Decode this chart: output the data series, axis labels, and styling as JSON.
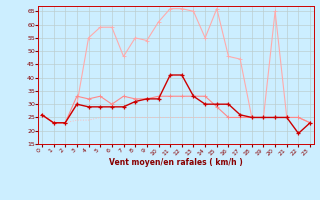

* * *

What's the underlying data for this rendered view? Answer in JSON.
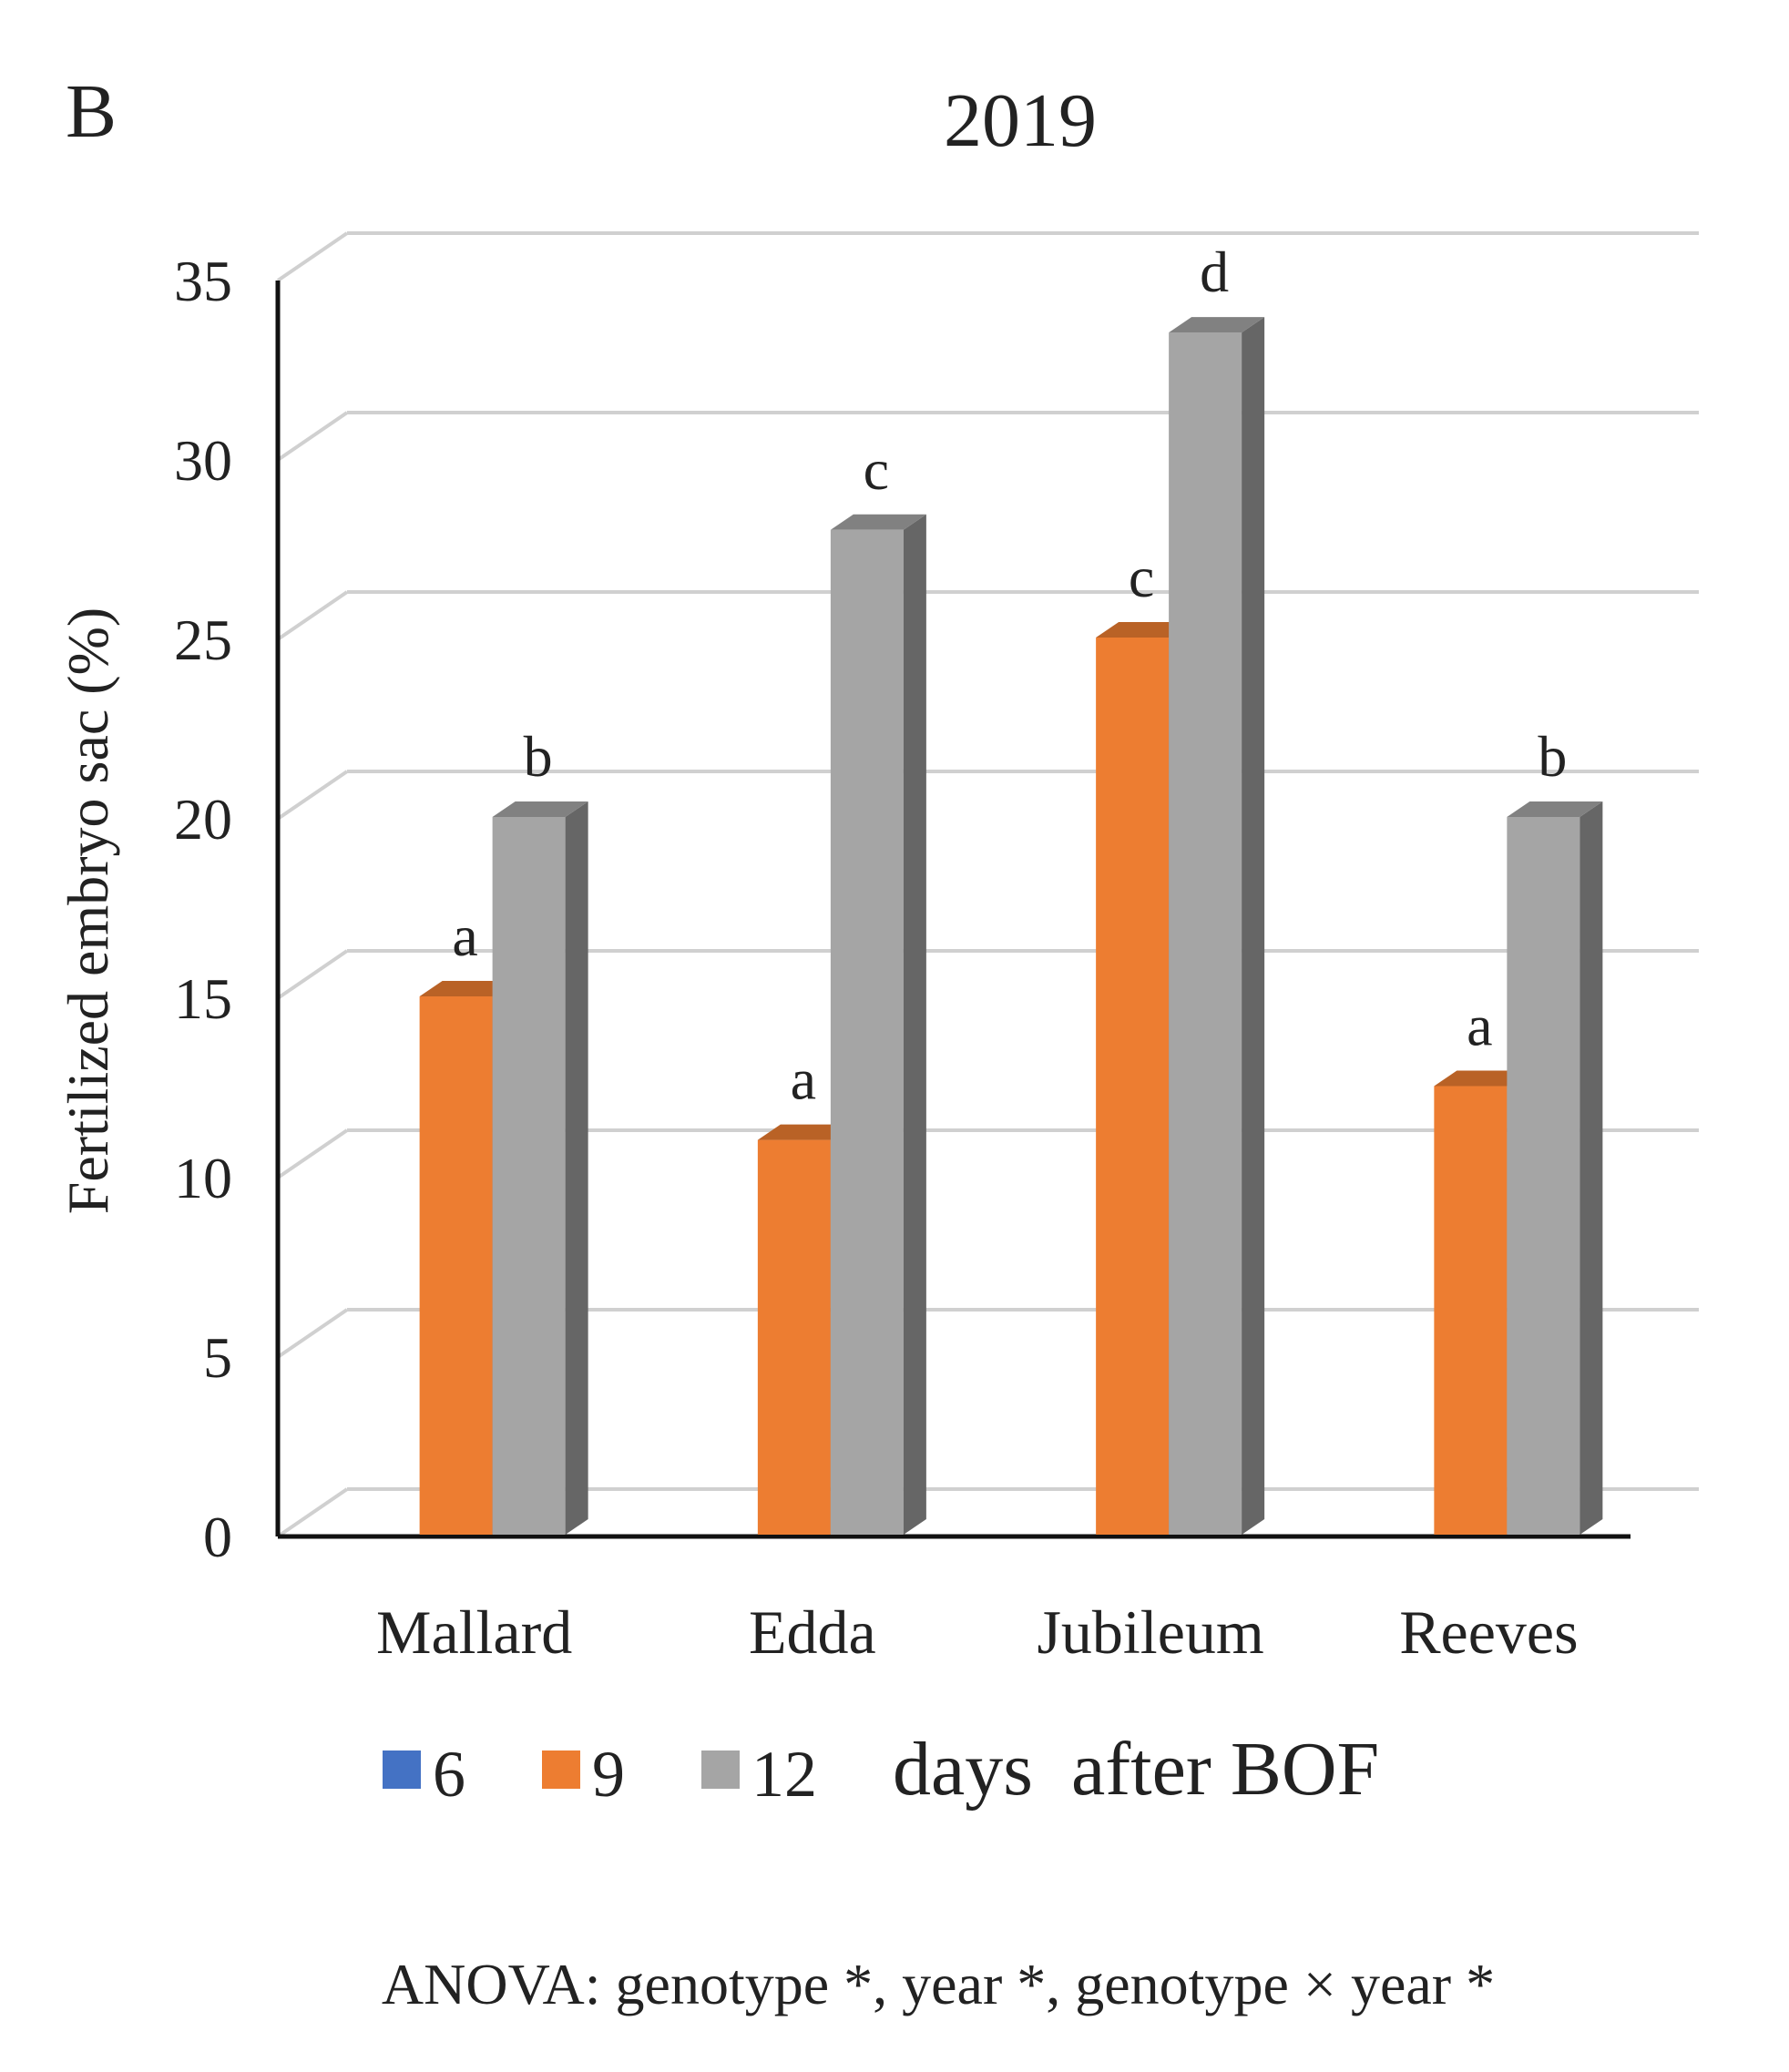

* * *

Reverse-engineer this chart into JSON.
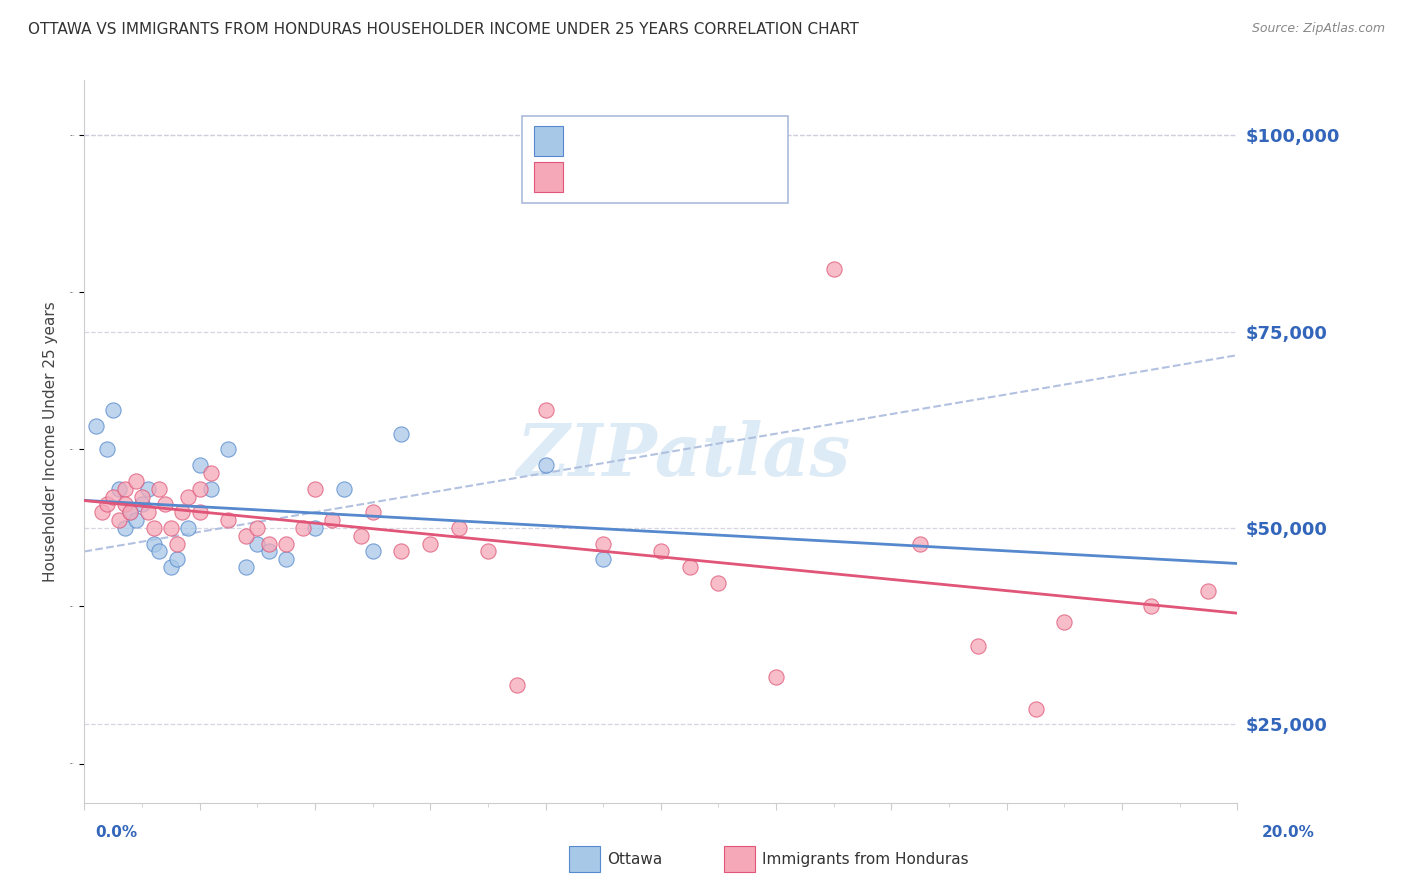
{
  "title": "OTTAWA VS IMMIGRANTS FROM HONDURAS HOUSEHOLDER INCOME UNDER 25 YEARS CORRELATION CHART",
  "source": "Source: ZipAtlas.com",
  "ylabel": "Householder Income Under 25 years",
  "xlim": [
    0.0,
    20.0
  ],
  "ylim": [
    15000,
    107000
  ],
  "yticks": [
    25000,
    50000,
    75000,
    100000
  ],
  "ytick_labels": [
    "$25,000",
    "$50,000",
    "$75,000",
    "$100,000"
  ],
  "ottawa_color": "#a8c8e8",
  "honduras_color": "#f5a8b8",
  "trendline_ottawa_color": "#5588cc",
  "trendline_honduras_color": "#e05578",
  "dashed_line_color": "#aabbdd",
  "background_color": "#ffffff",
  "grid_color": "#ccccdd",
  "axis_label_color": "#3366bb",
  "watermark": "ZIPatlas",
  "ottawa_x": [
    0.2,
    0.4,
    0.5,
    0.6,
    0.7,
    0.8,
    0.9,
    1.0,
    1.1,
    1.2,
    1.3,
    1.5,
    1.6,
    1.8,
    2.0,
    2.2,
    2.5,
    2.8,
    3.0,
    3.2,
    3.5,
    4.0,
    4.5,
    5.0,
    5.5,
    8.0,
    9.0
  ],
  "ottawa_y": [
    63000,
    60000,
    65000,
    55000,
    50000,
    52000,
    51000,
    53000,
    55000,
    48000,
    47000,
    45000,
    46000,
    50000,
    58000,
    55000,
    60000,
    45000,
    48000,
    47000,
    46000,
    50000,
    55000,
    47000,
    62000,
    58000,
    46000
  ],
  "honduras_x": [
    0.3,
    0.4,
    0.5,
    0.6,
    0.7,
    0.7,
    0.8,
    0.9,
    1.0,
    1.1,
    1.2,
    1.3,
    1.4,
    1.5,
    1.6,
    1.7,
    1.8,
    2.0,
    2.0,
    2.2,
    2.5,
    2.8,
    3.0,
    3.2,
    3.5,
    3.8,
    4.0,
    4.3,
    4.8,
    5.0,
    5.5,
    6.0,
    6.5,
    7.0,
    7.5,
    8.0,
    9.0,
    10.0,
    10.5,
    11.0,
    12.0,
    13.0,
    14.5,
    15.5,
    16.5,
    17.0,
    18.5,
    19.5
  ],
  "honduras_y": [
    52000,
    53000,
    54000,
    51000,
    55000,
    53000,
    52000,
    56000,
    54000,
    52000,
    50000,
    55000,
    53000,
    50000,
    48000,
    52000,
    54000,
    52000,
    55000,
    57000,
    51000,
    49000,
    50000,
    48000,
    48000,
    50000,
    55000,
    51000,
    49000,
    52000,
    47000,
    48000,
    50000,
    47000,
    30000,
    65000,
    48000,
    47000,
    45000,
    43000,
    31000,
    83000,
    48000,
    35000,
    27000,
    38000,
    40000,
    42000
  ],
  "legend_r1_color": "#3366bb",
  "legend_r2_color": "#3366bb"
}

## EXERCISE PROMPT
Extract every line that has the string "data" in it.

## SOLUTION FOR THIS EXERCISE
Decode this chart: output the data series, axis labels, and styling as JSON.
What's the underlying data for this rendered view? Answer in JSON.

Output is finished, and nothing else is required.